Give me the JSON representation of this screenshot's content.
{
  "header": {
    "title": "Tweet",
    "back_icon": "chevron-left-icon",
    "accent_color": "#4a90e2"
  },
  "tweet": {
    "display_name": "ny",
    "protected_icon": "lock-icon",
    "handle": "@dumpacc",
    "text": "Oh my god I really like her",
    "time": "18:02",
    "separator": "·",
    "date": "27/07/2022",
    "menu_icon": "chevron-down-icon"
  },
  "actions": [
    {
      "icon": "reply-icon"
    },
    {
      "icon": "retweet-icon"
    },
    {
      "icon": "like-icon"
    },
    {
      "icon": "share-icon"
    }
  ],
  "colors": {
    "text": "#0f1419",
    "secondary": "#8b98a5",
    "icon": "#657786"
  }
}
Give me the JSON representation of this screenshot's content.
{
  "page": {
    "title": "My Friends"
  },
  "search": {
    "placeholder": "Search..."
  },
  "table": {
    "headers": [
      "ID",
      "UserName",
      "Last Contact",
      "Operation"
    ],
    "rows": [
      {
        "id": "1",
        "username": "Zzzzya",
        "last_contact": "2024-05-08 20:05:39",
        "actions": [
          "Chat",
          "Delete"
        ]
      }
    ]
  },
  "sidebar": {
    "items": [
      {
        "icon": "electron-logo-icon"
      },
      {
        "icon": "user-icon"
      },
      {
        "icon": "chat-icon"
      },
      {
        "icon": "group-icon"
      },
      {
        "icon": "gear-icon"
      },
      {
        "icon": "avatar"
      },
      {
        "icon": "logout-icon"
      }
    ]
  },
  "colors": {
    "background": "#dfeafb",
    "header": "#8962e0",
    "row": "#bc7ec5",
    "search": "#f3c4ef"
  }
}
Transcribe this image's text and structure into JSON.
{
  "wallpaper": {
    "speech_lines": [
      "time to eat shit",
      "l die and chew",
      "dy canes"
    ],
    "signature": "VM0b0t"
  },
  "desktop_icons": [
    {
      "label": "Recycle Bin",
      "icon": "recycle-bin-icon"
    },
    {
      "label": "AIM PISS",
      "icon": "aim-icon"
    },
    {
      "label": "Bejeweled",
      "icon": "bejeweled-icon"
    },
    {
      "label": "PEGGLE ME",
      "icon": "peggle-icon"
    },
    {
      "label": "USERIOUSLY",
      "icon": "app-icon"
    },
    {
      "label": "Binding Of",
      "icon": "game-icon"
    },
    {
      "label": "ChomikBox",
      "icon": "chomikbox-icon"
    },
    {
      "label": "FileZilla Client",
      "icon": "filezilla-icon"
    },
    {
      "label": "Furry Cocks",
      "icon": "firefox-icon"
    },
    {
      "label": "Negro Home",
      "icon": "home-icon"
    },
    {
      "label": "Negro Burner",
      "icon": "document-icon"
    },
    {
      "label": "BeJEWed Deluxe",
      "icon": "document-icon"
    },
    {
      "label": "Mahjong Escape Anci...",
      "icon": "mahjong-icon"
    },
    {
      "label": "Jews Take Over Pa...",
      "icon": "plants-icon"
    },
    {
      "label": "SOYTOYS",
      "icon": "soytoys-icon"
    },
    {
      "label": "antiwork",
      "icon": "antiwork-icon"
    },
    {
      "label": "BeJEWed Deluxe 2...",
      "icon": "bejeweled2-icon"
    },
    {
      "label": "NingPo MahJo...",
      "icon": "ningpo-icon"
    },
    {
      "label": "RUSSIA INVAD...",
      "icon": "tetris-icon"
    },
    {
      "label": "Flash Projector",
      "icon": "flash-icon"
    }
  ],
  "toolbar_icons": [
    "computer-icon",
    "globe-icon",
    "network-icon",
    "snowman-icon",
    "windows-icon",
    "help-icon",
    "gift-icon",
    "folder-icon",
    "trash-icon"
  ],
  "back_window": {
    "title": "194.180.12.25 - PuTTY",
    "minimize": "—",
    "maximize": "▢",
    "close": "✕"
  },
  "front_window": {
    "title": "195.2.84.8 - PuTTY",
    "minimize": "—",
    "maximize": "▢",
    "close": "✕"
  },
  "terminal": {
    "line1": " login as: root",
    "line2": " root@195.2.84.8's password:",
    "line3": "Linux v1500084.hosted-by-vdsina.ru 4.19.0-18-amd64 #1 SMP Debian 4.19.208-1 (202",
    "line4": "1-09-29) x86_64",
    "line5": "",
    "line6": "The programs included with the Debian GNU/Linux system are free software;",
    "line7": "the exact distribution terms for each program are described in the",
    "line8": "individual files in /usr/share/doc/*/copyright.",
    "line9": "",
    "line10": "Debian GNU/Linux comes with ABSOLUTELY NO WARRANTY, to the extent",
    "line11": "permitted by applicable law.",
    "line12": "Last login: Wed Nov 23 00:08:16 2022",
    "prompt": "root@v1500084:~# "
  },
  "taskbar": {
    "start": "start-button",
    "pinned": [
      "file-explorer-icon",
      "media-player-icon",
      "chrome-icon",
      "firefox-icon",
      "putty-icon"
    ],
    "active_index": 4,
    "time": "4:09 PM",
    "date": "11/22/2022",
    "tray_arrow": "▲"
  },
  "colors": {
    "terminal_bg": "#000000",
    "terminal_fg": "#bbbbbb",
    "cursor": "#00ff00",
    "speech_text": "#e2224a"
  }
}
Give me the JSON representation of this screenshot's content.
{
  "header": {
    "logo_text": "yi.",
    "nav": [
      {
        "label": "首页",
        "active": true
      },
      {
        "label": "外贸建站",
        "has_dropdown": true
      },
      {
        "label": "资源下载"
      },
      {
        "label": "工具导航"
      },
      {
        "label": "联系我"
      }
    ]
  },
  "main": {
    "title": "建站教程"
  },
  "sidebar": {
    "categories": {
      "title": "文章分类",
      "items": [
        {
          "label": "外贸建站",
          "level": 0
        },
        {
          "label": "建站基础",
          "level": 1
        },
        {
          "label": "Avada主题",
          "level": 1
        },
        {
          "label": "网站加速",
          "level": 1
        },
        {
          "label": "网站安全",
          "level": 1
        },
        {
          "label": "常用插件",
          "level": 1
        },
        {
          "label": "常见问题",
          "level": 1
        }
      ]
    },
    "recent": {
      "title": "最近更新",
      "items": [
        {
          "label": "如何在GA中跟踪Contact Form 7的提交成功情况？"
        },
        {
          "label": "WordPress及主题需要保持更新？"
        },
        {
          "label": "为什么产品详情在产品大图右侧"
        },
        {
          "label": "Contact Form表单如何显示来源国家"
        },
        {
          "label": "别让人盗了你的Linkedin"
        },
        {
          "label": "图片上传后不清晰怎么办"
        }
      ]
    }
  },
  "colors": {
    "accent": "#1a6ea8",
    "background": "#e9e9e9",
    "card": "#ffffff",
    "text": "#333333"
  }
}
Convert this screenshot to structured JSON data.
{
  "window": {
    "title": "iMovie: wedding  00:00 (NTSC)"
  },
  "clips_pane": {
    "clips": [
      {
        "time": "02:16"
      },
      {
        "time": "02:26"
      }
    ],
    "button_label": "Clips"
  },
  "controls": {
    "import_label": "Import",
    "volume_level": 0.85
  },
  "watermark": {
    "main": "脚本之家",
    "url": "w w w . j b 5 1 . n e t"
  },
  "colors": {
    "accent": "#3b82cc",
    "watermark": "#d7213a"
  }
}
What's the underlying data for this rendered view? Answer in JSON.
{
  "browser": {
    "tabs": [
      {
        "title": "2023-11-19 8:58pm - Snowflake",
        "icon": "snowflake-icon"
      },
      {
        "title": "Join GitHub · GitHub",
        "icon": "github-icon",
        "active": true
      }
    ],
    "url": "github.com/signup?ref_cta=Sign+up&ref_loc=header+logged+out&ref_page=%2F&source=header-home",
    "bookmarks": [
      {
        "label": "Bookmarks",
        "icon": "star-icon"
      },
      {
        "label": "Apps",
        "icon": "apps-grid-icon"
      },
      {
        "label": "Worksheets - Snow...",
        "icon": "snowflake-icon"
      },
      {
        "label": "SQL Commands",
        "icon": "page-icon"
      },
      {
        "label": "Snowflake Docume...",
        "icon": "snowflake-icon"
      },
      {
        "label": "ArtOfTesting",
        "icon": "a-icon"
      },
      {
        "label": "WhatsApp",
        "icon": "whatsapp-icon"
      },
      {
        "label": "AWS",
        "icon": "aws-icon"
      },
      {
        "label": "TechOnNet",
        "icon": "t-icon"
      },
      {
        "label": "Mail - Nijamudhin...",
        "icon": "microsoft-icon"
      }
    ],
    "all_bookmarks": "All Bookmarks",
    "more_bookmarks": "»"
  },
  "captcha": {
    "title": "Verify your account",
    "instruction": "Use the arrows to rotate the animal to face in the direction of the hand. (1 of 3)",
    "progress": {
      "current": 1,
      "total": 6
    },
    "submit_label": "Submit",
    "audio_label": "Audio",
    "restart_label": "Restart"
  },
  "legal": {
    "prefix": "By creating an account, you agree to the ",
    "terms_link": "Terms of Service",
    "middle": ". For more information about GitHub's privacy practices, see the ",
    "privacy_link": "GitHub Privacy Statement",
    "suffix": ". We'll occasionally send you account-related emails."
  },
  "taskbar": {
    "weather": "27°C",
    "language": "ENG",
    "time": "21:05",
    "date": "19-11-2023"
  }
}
◆ ◆ ◆ ◆
▶ [THE REQUEST] Check each line in the listing above for the string "root", then report how many lines contain it, with no other text.

▶ [EXERCISE OUTPUT] 3